**GIVEN EXERCISE**:
Extract the text of every entry below exactly; leave images out.

**WORKING DATA**:
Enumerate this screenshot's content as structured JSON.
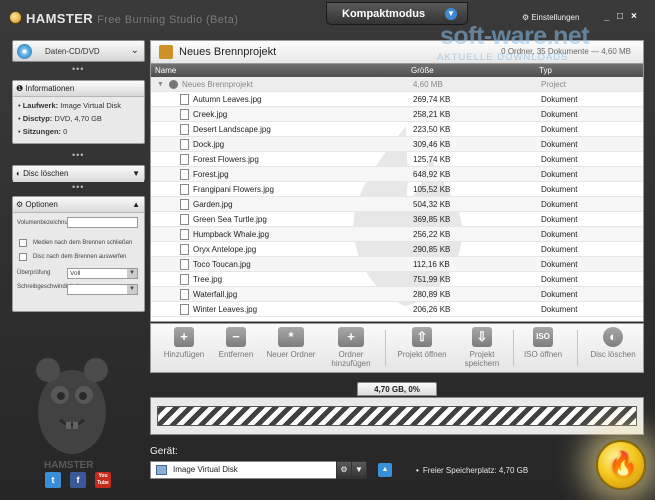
{
  "app": {
    "title": "HAMSTER",
    "subtitle": "Free Burning Studio (Beta)",
    "mode_label": "Kompaktmodus",
    "settings_label": "Einstellungen",
    "window_controls": [
      "_",
      "□",
      "×"
    ]
  },
  "sidebar": {
    "disc_type": "Daten-CD/DVD",
    "info": {
      "title": "Informationen",
      "drive_label": "Laufwerk:",
      "drive_value": "Image Virtual Disk",
      "disctype_label": "Disctyp:",
      "disctype_value": "DVD, 4,70 GB",
      "sessions_label": "Sitzungen:",
      "sessions_value": "0"
    },
    "erase_label": "Disc löschen",
    "options": {
      "title": "Optionen",
      "volume_label": "Volumenbezeichnung",
      "volume_value": "",
      "check_close_label": "Medien nach dem Brennen schließen",
      "check_eject_label": "Disc nach dem Brennen auswerfen",
      "verify_label": "Überprüfung",
      "verify_value": "Voll",
      "speed_label": "Schreibgeschwindigkeit",
      "speed_value": ""
    },
    "mascot_label": "HAMSTER",
    "social": [
      "t",
      "f",
      "You Tube"
    ]
  },
  "project": {
    "title": "Neues Brennprojekt",
    "summary": "0 Ordner, 35 Dokumente — 4,60 MB",
    "watermark": "soft-ware.net",
    "watermark_sub": "AKTUELLE DOWNLOADS"
  },
  "table": {
    "headers": [
      "Name",
      "Größe",
      "Typ"
    ],
    "root": {
      "name": "Neues Brennprojekt",
      "size": "4,60 MB",
      "type": "Project"
    },
    "rows": [
      {
        "name": "Autumn Leaves.jpg",
        "size": "269,74 KB",
        "type": "Dokument"
      },
      {
        "name": "Creek.jpg",
        "size": "258,21 KB",
        "type": "Dokument"
      },
      {
        "name": "Desert Landscape.jpg",
        "size": "223,50 KB",
        "type": "Dokument"
      },
      {
        "name": "Dock.jpg",
        "size": "309,46 KB",
        "type": "Dokument"
      },
      {
        "name": "Forest Flowers.jpg",
        "size": "125,74 KB",
        "type": "Dokument"
      },
      {
        "name": "Forest.jpg",
        "size": "648,92 KB",
        "type": "Dokument"
      },
      {
        "name": "Frangipani Flowers.jpg",
        "size": "105,52 KB",
        "type": "Dokument"
      },
      {
        "name": "Garden.jpg",
        "size": "504,32 KB",
        "type": "Dokument"
      },
      {
        "name": "Green Sea Turtle.jpg",
        "size": "369,85 KB",
        "type": "Dokument"
      },
      {
        "name": "Humpback Whale.jpg",
        "size": "256,22 KB",
        "type": "Dokument"
      },
      {
        "name": "Oryx Antelope.jpg",
        "size": "290,85 KB",
        "type": "Dokument"
      },
      {
        "name": "Toco Toucan.jpg",
        "size": "112,16 KB",
        "type": "Dokument"
      },
      {
        "name": "Tree.jpg",
        "size": "751,99 KB",
        "type": "Dokument"
      },
      {
        "name": "Waterfall.jpg",
        "size": "280,89 KB",
        "type": "Dokument"
      },
      {
        "name": "Winter Leaves.jpg",
        "size": "206,26 KB",
        "type": "Dokument"
      }
    ]
  },
  "toolbar": {
    "add": "Hinzufügen",
    "remove": "Entfernen",
    "new_folder": "Neuer Ordner",
    "add_folder_1": "Ordner",
    "add_folder_2": "hinzufügen",
    "open_project": "Projekt öffnen",
    "save_project_1": "Projekt",
    "save_project_2": "speichern",
    "open_iso": "ISO öffnen",
    "erase_disc": "Disc löschen"
  },
  "progress": {
    "label": "4,70 GB, 0%",
    "fraction": 0
  },
  "device": {
    "label": "Gerät:",
    "value": "Image Virtual Disk",
    "free_space": "Freier Speicherplatz: 4,70 GB"
  },
  "colors": {
    "accent": "#3a8fd9",
    "burn": "#f5c81e"
  }
}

**PROBLEM SOLUTION**:
Enumerate this screenshot's content as structured JSON.
{
  "app": {
    "title": "HAMSTER",
    "subtitle": "Free Burning Studio (Beta)",
    "mode_label": "Kompaktmodus",
    "settings_label": "Einstellungen",
    "window_controls": [
      "_",
      "□",
      "×"
    ]
  },
  "sidebar": {
    "disc_type": "Daten-CD/DVD",
    "info": {
      "title": "Informationen",
      "drive_label": "Laufwerk:",
      "drive_value": "Image Virtual Disk",
      "disctype_label": "Disctyp:",
      "disctype_value": "DVD, 4,70 GB",
      "sessions_label": "Sitzungen:",
      "sessions_value": "0"
    },
    "erase_label": "Disc löschen",
    "options": {
      "title": "Optionen",
      "volume_label": "Volumenbezeichnung",
      "volume_value": "",
      "check_close_label": "Medien nach dem Brennen schließen",
      "check_eject_label": "Disc nach dem Brennen auswerfen",
      "verify_label": "Überprüfung",
      "verify_value": "Voll",
      "speed_label": "Schreibgeschwindigkeit",
      "speed_value": ""
    },
    "mascot_label": "HAMSTER",
    "social": [
      "t",
      "f",
      "You Tube"
    ]
  },
  "project": {
    "title": "Neues Brennprojekt",
    "summary": "0 Ordner, 35 Dokumente — 4,60 MB",
    "watermark": "soft-ware.net",
    "watermark_sub": "AKTUELLE DOWNLOADS"
  },
  "table": {
    "headers": [
      "Name",
      "Größe",
      "Typ"
    ],
    "root": {
      "name": "Neues Brennprojekt",
      "size": "4,60 MB",
      "type": "Project"
    },
    "rows": [
      {
        "name": "Autumn Leaves.jpg",
        "size": "269,74 KB",
        "type": "Dokument"
      },
      {
        "name": "Creek.jpg",
        "size": "258,21 KB",
        "type": "Dokument"
      },
      {
        "name": "Desert Landscape.jpg",
        "size": "223,50 KB",
        "type": "Dokument"
      },
      {
        "name": "Dock.jpg",
        "size": "309,46 KB",
        "type": "Dokument"
      },
      {
        "name": "Forest Flowers.jpg",
        "size": "125,74 KB",
        "type": "Dokument"
      },
      {
        "name": "Forest.jpg",
        "size": "648,92 KB",
        "type": "Dokument"
      },
      {
        "name": "Frangipani Flowers.jpg",
        "size": "105,52 KB",
        "type": "Dokument"
      },
      {
        "name": "Garden.jpg",
        "size": "504,32 KB",
        "type": "Dokument"
      },
      {
        "name": "Green Sea Turtle.jpg",
        "size": "369,85 KB",
        "type": "Dokument"
      },
      {
        "name": "Humpback Whale.jpg",
        "size": "256,22 KB",
        "type": "Dokument"
      },
      {
        "name": "Oryx Antelope.jpg",
        "size": "290,85 KB",
        "type": "Dokument"
      },
      {
        "name": "Toco Toucan.jpg",
        "size": "112,16 KB",
        "type": "Dokument"
      },
      {
        "name": "Tree.jpg",
        "size": "751,99 KB",
        "type": "Dokument"
      },
      {
        "name": "Waterfall.jpg",
        "size": "280,89 KB",
        "type": "Dokument"
      },
      {
        "name": "Winter Leaves.jpg",
        "size": "206,26 KB",
        "type": "Dokument"
      }
    ]
  },
  "toolbar": {
    "add": "Hinzufügen",
    "remove": "Entfernen",
    "new_folder": "Neuer Ordner",
    "add_folder_1": "Ordner",
    "add_folder_2": "hinzufügen",
    "open_project": "Projekt öffnen",
    "save_project_1": "Projekt",
    "save_project_2": "speichern",
    "open_iso": "ISO öffnen",
    "erase_disc": "Disc löschen"
  },
  "progress": {
    "label": "4,70 GB, 0%",
    "fraction": 0
  },
  "device": {
    "label": "Gerät:",
    "value": "Image Virtual Disk",
    "free_space": "Freier Speicherplatz: 4,70 GB"
  },
  "colors": {
    "accent": "#3a8fd9",
    "burn": "#f5c81e"
  }
}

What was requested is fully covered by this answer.